Task input
::::::::
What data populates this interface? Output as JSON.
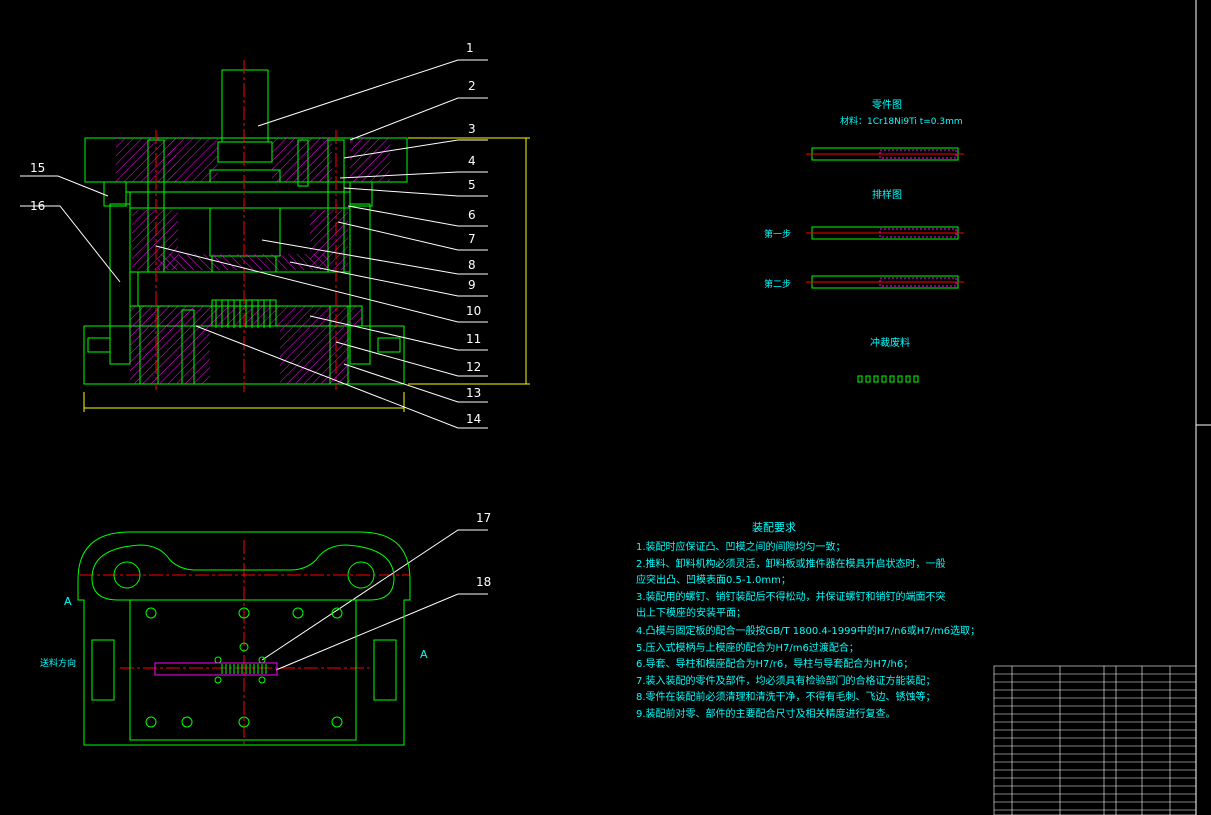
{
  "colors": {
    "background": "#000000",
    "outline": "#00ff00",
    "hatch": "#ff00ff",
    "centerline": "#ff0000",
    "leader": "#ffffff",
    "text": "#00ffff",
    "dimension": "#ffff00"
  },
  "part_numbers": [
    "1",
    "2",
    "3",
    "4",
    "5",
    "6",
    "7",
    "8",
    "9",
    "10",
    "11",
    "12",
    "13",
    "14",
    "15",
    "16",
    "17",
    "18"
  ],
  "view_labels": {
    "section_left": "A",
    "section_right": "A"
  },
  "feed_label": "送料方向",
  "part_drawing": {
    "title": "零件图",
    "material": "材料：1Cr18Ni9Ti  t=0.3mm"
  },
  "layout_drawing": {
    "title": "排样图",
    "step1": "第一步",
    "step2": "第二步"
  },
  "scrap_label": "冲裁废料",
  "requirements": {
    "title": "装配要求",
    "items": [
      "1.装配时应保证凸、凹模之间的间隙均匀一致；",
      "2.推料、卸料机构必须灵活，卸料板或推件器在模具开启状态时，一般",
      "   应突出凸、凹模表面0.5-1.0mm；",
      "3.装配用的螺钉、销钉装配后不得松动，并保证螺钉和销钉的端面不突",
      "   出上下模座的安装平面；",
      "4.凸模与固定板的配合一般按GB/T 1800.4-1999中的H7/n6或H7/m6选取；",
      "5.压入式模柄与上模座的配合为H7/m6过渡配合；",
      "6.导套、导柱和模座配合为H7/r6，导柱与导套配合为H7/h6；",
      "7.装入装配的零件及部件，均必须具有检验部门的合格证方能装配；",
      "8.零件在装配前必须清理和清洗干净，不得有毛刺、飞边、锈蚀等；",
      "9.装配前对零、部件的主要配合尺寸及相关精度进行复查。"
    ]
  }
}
::::::::
Directions
Reproduce all the records verbatim, excluding images.

Response to this exercise
What data populates this interface? Output as JSON.
{
  "colors": {
    "background": "#000000",
    "outline": "#00ff00",
    "hatch": "#ff00ff",
    "centerline": "#ff0000",
    "leader": "#ffffff",
    "text": "#00ffff",
    "dimension": "#ffff00"
  },
  "part_numbers": [
    "1",
    "2",
    "3",
    "4",
    "5",
    "6",
    "7",
    "8",
    "9",
    "10",
    "11",
    "12",
    "13",
    "14",
    "15",
    "16",
    "17",
    "18"
  ],
  "view_labels": {
    "section_left": "A",
    "section_right": "A"
  },
  "feed_label": "送料方向",
  "part_drawing": {
    "title": "零件图",
    "material": "材料：1Cr18Ni9Ti  t=0.3mm"
  },
  "layout_drawing": {
    "title": "排样图",
    "step1": "第一步",
    "step2": "第二步"
  },
  "scrap_label": "冲裁废料",
  "requirements": {
    "title": "装配要求",
    "items": [
      "1.装配时应保证凸、凹模之间的间隙均匀一致；",
      "2.推料、卸料机构必须灵活，卸料板或推件器在模具开启状态时，一般",
      "   应突出凸、凹模表面0.5-1.0mm；",
      "3.装配用的螺钉、销钉装配后不得松动，并保证螺钉和销钉的端面不突",
      "   出上下模座的安装平面；",
      "4.凸模与固定板的配合一般按GB/T 1800.4-1999中的H7/n6或H7/m6选取；",
      "5.压入式模柄与上模座的配合为H7/m6过渡配合；",
      "6.导套、导柱和模座配合为H7/r6，导柱与导套配合为H7/h6；",
      "7.装入装配的零件及部件，均必须具有检验部门的合格证方能装配；",
      "8.零件在装配前必须清理和清洗干净，不得有毛刺、飞边、锈蚀等；",
      "9.装配前对零、部件的主要配合尺寸及相关精度进行复查。"
    ]
  }
}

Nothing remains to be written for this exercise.